In the entries below, count every line containing "JSON". Return the number and nothing else.

┌────────

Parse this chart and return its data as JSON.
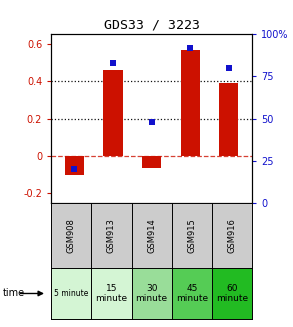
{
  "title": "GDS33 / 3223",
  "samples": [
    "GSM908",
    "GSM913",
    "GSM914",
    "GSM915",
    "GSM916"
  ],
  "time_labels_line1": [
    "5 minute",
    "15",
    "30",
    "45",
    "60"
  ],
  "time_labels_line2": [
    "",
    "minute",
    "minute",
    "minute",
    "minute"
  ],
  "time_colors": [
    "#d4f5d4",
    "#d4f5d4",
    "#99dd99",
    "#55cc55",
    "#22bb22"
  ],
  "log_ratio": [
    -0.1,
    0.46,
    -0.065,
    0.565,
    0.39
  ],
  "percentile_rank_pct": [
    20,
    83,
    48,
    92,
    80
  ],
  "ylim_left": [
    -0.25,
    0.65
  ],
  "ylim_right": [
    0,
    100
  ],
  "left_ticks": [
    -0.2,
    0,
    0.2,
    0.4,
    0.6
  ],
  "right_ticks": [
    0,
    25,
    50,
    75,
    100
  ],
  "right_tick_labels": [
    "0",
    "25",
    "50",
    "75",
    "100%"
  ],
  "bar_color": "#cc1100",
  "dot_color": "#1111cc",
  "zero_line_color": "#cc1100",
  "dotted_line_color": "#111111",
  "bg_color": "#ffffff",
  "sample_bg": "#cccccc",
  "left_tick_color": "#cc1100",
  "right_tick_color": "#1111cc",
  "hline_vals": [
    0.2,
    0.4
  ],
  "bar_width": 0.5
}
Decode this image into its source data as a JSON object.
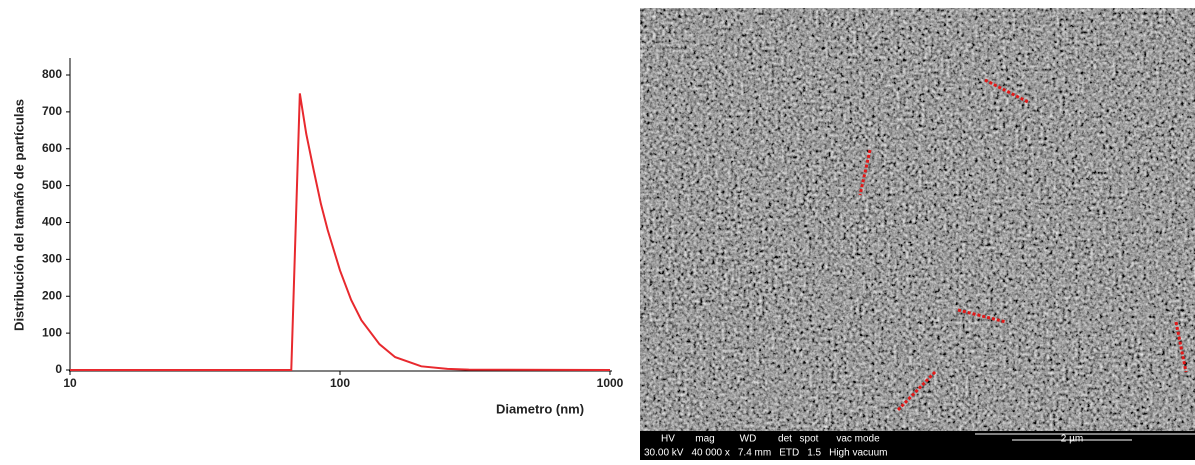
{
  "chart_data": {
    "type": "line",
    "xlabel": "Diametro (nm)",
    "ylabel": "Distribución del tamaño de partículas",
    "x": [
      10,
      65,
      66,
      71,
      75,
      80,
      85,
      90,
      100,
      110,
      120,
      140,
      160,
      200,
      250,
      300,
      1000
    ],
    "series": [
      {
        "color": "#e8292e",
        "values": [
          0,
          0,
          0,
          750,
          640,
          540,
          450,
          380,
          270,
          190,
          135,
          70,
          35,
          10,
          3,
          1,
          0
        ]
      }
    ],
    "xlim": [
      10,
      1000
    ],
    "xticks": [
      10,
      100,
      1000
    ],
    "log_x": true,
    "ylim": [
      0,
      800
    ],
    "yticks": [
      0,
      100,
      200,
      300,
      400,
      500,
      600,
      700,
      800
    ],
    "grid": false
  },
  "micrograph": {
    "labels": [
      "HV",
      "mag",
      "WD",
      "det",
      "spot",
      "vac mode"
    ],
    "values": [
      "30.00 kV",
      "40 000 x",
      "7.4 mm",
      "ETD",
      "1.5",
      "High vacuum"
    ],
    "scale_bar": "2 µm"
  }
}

└────────

- _SOLUTION TO THIS PROBLEM_
2